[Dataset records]
______________________________
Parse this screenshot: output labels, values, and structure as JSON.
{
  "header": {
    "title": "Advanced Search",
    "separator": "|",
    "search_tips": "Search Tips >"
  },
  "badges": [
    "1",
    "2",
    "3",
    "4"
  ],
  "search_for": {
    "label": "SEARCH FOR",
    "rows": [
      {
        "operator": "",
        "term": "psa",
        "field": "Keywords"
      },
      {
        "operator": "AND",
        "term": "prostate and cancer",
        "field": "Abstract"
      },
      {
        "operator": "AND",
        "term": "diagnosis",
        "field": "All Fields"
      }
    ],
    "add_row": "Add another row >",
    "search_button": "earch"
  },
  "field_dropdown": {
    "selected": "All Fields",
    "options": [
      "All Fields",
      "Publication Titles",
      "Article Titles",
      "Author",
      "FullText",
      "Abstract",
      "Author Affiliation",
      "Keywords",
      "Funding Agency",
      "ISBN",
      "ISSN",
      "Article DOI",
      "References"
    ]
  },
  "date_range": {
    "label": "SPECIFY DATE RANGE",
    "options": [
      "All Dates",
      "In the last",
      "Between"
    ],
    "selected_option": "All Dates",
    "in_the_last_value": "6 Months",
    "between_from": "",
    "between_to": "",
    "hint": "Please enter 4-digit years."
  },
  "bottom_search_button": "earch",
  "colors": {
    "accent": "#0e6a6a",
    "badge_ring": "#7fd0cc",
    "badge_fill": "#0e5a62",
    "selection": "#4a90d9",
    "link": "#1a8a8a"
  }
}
______________________________
What you have to do: Give a word-for-word copy of the records.

Expected answer:
Parse this screenshot: output labels, values, and structure as JSON.
{
  "header": {
    "title": "Advanced Search",
    "separator": "|",
    "search_tips": "Search Tips >"
  },
  "badges": [
    "1",
    "2",
    "3",
    "4"
  ],
  "search_for": {
    "label": "SEARCH FOR",
    "rows": [
      {
        "operator": "",
        "term": "psa",
        "field": "Keywords"
      },
      {
        "operator": "AND",
        "term": "prostate and cancer",
        "field": "Abstract"
      },
      {
        "operator": "AND",
        "term": "diagnosis",
        "field": "All Fields"
      }
    ],
    "add_row": "Add another row >",
    "search_button": "earch"
  },
  "field_dropdown": {
    "selected": "All Fields",
    "options": [
      "All Fields",
      "Publication Titles",
      "Article Titles",
      "Author",
      "FullText",
      "Abstract",
      "Author Affiliation",
      "Keywords",
      "Funding Agency",
      "ISBN",
      "ISSN",
      "Article DOI",
      "References"
    ]
  },
  "date_range": {
    "label": "SPECIFY DATE RANGE",
    "options": [
      "All Dates",
      "In the last",
      "Between"
    ],
    "selected_option": "All Dates",
    "in_the_last_value": "6 Months",
    "between_from": "",
    "between_to": "",
    "hint": "Please enter 4-digit years."
  },
  "bottom_search_button": "earch",
  "colors": {
    "accent": "#0e6a6a",
    "badge_ring": "#7fd0cc",
    "badge_fill": "#0e5a62",
    "selection": "#4a90d9",
    "link": "#1a8a8a"
  }
}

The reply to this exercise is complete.